--- Start of PROVIDED DATA ---

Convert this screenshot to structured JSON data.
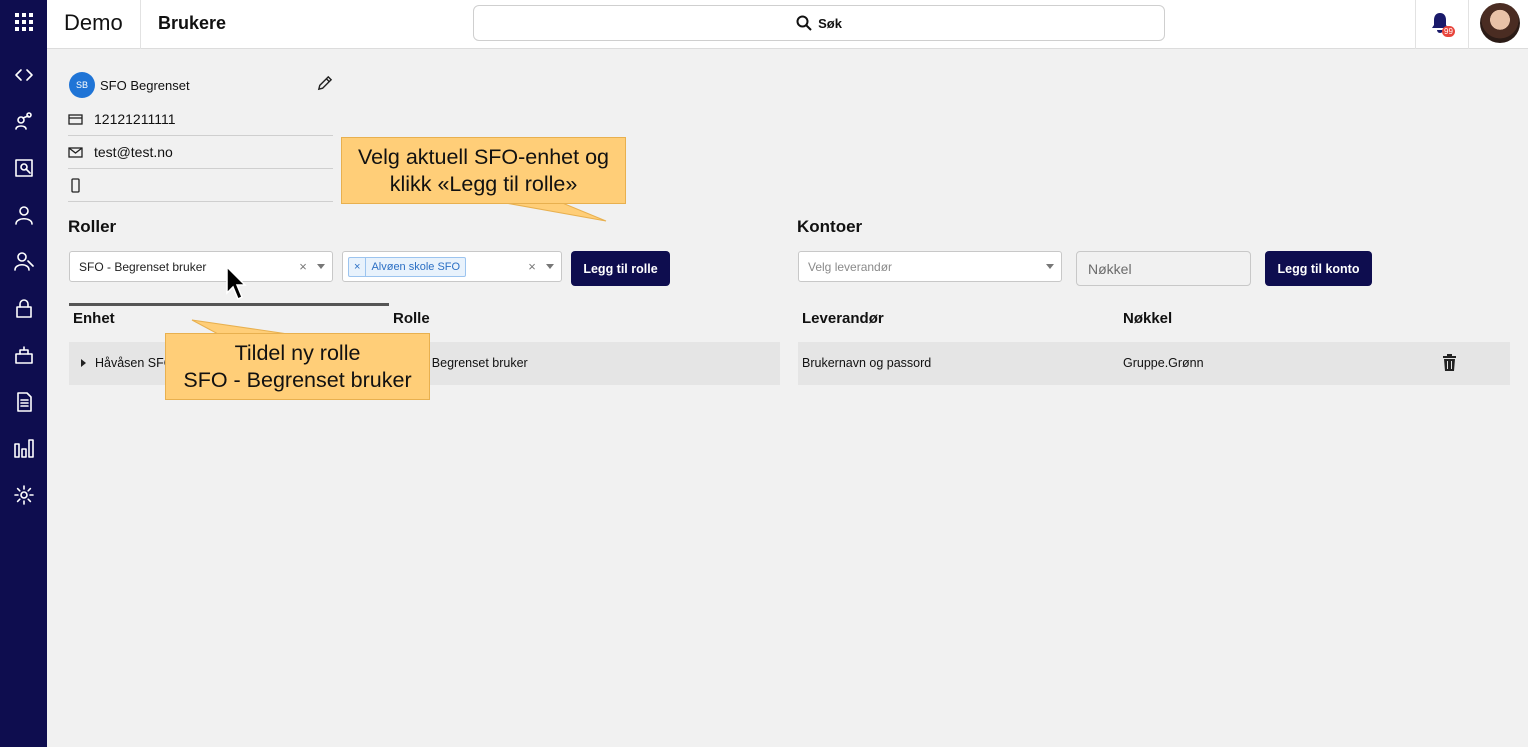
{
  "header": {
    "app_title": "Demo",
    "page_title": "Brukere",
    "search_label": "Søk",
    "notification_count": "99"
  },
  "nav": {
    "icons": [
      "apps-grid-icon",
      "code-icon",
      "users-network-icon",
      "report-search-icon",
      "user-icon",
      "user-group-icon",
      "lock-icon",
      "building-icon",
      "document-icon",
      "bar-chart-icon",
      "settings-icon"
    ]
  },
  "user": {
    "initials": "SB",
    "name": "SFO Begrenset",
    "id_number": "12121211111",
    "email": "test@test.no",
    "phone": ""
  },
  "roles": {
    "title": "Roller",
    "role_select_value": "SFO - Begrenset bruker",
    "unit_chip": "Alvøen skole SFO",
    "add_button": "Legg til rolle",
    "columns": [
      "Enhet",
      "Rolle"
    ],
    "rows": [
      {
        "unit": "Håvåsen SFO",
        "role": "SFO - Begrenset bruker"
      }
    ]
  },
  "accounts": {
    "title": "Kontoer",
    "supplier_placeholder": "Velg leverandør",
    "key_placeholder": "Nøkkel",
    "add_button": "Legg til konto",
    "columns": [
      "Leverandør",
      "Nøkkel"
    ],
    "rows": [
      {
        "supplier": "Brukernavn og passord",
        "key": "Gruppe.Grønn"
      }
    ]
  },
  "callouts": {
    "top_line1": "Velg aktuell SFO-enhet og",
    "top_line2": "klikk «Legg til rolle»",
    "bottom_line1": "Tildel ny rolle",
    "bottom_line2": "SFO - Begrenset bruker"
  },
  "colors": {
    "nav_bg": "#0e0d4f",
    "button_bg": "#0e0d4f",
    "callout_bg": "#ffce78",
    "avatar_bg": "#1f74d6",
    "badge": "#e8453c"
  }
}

--- End of PROVIDED DATA ---

Which lines hold the word "Begrenset"? Return all of them from the records above.

◆ SOLUTION TO THIS EXERCISE
    "name": "SFO Begrenset",
    "role_select_value": "SFO - Begrenset bruker",
        "role": "SFO - Begrenset bruker"
    "bottom_line2": "SFO - Begrenset bruker"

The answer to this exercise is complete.